SET PROBLEM
All records below must be retyped exactly.

TASK INPUT
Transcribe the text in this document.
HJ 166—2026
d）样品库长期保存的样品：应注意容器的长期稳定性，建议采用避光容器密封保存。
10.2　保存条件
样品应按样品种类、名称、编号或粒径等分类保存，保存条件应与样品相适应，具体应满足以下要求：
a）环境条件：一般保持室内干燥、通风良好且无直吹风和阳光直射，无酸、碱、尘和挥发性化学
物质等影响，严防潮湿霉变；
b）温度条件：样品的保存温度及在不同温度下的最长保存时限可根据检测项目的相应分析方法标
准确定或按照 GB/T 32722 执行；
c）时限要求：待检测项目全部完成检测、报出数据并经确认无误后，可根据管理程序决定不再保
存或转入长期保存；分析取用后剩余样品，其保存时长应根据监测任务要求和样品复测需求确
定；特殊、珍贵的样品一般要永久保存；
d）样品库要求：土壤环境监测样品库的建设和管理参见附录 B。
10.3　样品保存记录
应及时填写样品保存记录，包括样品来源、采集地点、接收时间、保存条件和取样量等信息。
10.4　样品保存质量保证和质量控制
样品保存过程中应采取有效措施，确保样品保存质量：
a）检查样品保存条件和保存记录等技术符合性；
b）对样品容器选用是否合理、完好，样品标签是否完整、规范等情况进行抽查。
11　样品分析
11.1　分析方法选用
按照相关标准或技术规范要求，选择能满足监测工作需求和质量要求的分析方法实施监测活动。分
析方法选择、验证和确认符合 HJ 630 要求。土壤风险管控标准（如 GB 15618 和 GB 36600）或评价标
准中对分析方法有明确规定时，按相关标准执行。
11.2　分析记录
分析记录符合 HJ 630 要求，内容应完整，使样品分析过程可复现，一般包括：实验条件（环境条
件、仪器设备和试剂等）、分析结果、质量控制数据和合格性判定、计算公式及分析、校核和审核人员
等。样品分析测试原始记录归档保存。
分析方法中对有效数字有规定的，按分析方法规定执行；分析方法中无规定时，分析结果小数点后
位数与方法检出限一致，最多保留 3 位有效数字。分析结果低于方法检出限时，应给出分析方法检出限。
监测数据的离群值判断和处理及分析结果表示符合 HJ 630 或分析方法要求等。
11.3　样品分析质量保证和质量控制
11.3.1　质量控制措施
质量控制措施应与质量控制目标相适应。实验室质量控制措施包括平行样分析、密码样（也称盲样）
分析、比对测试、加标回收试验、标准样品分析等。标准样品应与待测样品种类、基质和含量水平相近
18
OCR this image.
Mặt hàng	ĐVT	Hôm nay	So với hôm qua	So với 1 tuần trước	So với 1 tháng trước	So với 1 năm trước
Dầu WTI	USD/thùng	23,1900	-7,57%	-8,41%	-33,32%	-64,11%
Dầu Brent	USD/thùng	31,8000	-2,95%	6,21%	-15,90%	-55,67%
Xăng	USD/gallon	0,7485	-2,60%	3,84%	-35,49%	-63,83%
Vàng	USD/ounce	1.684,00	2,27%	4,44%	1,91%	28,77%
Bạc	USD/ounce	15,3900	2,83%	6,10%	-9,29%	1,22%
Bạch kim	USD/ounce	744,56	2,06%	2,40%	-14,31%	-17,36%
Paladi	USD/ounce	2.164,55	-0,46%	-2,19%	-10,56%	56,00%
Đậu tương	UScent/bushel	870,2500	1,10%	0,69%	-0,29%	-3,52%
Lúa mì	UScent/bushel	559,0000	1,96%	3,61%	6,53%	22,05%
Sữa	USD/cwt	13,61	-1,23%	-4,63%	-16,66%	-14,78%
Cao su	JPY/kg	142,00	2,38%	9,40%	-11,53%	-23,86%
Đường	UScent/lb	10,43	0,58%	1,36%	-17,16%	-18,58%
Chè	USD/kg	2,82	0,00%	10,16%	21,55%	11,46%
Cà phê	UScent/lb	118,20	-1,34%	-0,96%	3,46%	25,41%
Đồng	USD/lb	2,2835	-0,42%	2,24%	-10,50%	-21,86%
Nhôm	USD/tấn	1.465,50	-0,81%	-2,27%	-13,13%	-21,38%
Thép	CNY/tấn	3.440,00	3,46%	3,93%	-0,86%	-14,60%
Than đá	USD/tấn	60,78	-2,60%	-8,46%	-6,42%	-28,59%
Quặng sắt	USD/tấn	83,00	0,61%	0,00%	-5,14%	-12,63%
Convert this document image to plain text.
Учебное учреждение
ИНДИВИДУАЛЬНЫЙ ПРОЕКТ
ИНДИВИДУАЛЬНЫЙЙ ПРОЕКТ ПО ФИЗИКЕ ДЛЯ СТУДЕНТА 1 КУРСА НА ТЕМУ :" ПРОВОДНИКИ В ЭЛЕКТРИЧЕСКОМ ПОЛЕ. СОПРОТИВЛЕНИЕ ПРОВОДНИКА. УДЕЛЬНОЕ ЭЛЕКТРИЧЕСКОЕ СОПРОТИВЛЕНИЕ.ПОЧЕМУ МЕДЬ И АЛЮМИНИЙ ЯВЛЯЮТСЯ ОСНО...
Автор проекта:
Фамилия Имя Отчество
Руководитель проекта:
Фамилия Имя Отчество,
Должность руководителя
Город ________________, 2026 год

RESPONSE BELOW
Transcribe the text in this document.
HJ 166—2026
d）样品库长期保存的样品：应注意容器的长期稳定性，建议采用避光容器密封保存。
10.2　保存条件
样品应按样品种类、名称、编号或粒径等分类保存，保存条件应与样品相适应，具体应满足以下要求：
a）环境条件：一般保持室内干燥、通风良好且无直吹风和阳光直射，无酸、碱、尘和挥发性化学
物质等影响，严防潮湿霉变；
b）温度条件：样品的保存温度及在不同温度下的最长保存时限可根据检测项目的相应分析方法标
准确定或按照 GB/T 32722 执行；
c）时限要求：待检测项目全部完成检测、报出数据并经确认无误后，可根据管理程序决定不再保
存或转入长期保存；分析取用后剩余样品，其保存时长应根据监测任务要求和样品复测需求确
定；特殊、珍贵的样品一般要永久保存；
d）样品库要求：土壤环境监测样品库的建设和管理参见附录 B。
10.3　样品保存记录
应及时填写样品保存记录，包括样品来源、采集地点、接收时间、保存条件和取样量等信息。
10.4　样品保存质量保证和质量控制
样品保存过程中应采取有效措施，确保样品保存质量：
a）检查样品保存条件和保存记录等技术符合性；
b）对样品容器选用是否合理、完好，样品标签是否完整、规范等情况进行抽查。
11　样品分析
11.1　分析方法选用
按照相关标准或技术规范要求，选择能满足监测工作需求和质量要求的分析方法实施监测活动。分
析方法选择、验证和确认符合 HJ 630 要求。土壤风险管控标准（如 GB 15618 和 GB 36600）或评价标
准中对分析方法有明确规定时，按相关标准执行。
11.2　分析记录
分析记录符合 HJ 630 要求，内容应完整，使样品分析过程可复现，一般包括：实验条件（环境条
件、仪器设备和试剂等）、分析结果、质量控制数据和合格性判定、计算公式及分析、校核和审核人员
等。样品分析测试原始记录归档保存。
分析方法中对有效数字有规定的，按分析方法规定执行；分析方法中无规定时，分析结果小数点后
位数与方法检出限一致，最多保留 3 位有效数字。分析结果低于方法检出限时，应给出分析方法检出限。
监测数据的离群值判断和处理及分析结果表示符合 HJ 630 或分析方法要求等。
11.3　样品分析质量保证和质量控制
11.3.1　质量控制措施
质量控制措施应与质量控制目标相适应。实验室质量控制措施包括平行样分析、密码样（也称盲样）
分析、比对测试、加标回收试验、标准样品分析等。标准样品应与待测样品种类、基质和含量水平相近
18
OCR this image.
Mặt hàng	ĐVT	Hôm nay	So với hôm qua	So với 1 tuần trước	So với 1 tháng trước	So với 1 năm trước
Dầu WTI	USD/thùng	23,1900	-7,57%	-8,41%	-33,32%	-64,11%
Dầu Brent	USD/thùng	31,8000	-2,95%	6,21%	-15,90%	-55,67%
Xăng	USD/gallon	0,7485	-2,60%	3,84%	-35,49%	-63,83%
Vàng	USD/ounce	1.684,00	2,27%	4,44%	1,91%	28,77%
Bạc	USD/ounce	15,3900	2,83%	6,10%	-9,29%	1,22%
Bạch kim	USD/ounce	744,56	2,06%	2,40%	-14,31%	-17,36%
Paladi	USD/ounce	2.164,55	-0,46%	-2,19%	-10,56%	56,00%
Đậu tương	UScent/bushel	870,2500	1,10%	0,69%	-0,29%	-3,52%
Lúa mì	UScent/bushel	559,0000	1,96%	3,61%	6,53%	22,05%
Sữa	USD/cwt	13,61	-1,23%	-4,63%	-16,66%	-14,78%
Cao su	JPY/kg	142,00	2,38%	9,40%	-11,53%	-23,86%
Đường	UScent/lb	10,43	0,58%	1,36%	-17,16%	-18,58%
Chè	USD/kg	2,82	0,00%	10,16%	21,55%	11,46%
Cà phê	UScent/lb	118,20	-1,34%	-0,96%	3,46%	25,41%
Đồng	USD/lb	2,2835	-0,42%	2,24%	-10,50%	-21,86%
Nhôm	USD/tấn	1.465,50	-0,81%	-2,27%	-13,13%	-21,38%
Thép	CNY/tấn	3.440,00	3,46%	3,93%	-0,86%	-14,60%
Than đá	USD/tấn	60,78	-2,60%	-8,46%	-6,42%	-28,59%
Quặng sắt	USD/tấn	83,00	0,61%	0,00%	-5,14%	-12,63%
Convert this document image to plain text.
Учебное учреждение
ИНДИВИДУАЛЬНЫЙ ПРОЕКТ
ИНДИВИДУАЛЬНЫЙЙ ПРОЕКТ ПО ФИЗИКЕ ДЛЯ СТУДЕНТА 1 КУРСА НА ТЕМУ :" ПРОВОДНИКИ В ЭЛЕКТРИЧЕСКОМ ПОЛЕ. СОПРОТИВЛЕНИЕ ПРОВОДНИКА. УДЕЛЬНОЕ ЭЛЕКТРИЧЕСКОЕ СОПРОТИВЛЕНИЕ.ПОЧЕМУ МЕДЬ И АЛЮМИНИЙ ЯВЛЯЮТСЯ ОСНО...
Автор проекта:
Фамилия Имя Отчество
Руководитель проекта:
Фамилия Имя Отчество,
Должность руководителя
Город ________________, 2026 год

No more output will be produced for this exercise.